** BEGIN Records shown **
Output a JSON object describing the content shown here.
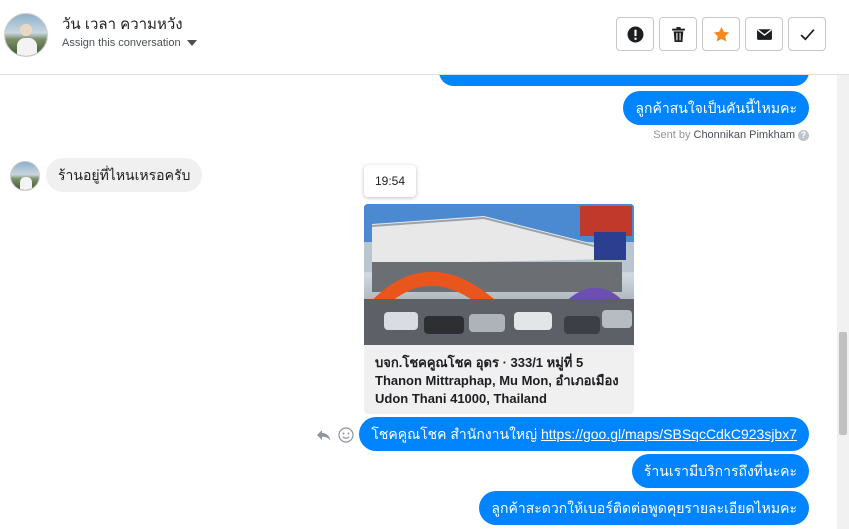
{
  "header": {
    "contact_name": "วัน เวลา ความหวัง",
    "assign_label": "Assign this conversation",
    "actions": [
      {
        "name": "spam-button",
        "icon": "exclamation-icon"
      },
      {
        "name": "delete-button",
        "icon": "trash-icon"
      },
      {
        "name": "star-button",
        "icon": "star-icon",
        "color": "#f68a1f"
      },
      {
        "name": "mark-unread-button",
        "icon": "envelope-icon"
      },
      {
        "name": "mark-done-button",
        "icon": "check-icon"
      }
    ]
  },
  "thread": {
    "msg_out_1": "ลูกค้าสนใจเป็นคันนี้ไหมคะ",
    "sent_by_prefix": "Sent by",
    "sent_by_name": "Chonnikan Pimkham",
    "help": "?",
    "msg_in_1": "ร้านอยู่ที่ไหนเหรอครับ",
    "time_tooltip": "19:54",
    "location_card": {
      "text": "บจก.โชคคูณโชค อุดร · 333/1 หมู่ที่ 5 Thanon Mittraphap, Mu Mon, อำเภอเมือง Udon Thani 41000, Thailand"
    },
    "msg_out_link_prefix": "โชคคูณโชค สำนักงานใหญ่ ",
    "msg_out_link_url": "https://goo.gl/maps/SBSqcCdkC923sjbx7",
    "msg_out_3": "ร้านเรามีบริการถึงที่นะคะ",
    "msg_out_4": "ลูกค้าสะดวกให้เบอร์ติดต่อพูดคุยรายละเอียดไหมคะ"
  },
  "colors": {
    "accent": "#0084ff",
    "incoming_bubble": "#f1f0f0",
    "star": "#f68a1f"
  }
}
** END Records shown **
* **Stated exercise**: Transcribe the whole listing, character for character, but not its images.

* **Answer below**:
Output a JSON object describing the content shown here.
{
  "header": {
    "contact_name": "วัน เวลา ความหวัง",
    "assign_label": "Assign this conversation",
    "actions": [
      {
        "name": "spam-button",
        "icon": "exclamation-icon"
      },
      {
        "name": "delete-button",
        "icon": "trash-icon"
      },
      {
        "name": "star-button",
        "icon": "star-icon",
        "color": "#f68a1f"
      },
      {
        "name": "mark-unread-button",
        "icon": "envelope-icon"
      },
      {
        "name": "mark-done-button",
        "icon": "check-icon"
      }
    ]
  },
  "thread": {
    "msg_out_1": "ลูกค้าสนใจเป็นคันนี้ไหมคะ",
    "sent_by_prefix": "Sent by",
    "sent_by_name": "Chonnikan Pimkham",
    "help": "?",
    "msg_in_1": "ร้านอยู่ที่ไหนเหรอครับ",
    "time_tooltip": "19:54",
    "location_card": {
      "text": "บจก.โชคคูณโชค อุดร · 333/1 หมู่ที่ 5 Thanon Mittraphap, Mu Mon, อำเภอเมือง Udon Thani 41000, Thailand"
    },
    "msg_out_link_prefix": "โชคคูณโชค สำนักงานใหญ่ ",
    "msg_out_link_url": "https://goo.gl/maps/SBSqcCdkC923sjbx7",
    "msg_out_3": "ร้านเรามีบริการถึงที่นะคะ",
    "msg_out_4": "ลูกค้าสะดวกให้เบอร์ติดต่อพูดคุยรายละเอียดไหมคะ"
  },
  "colors": {
    "accent": "#0084ff",
    "incoming_bubble": "#f1f0f0",
    "star": "#f68a1f"
  }
}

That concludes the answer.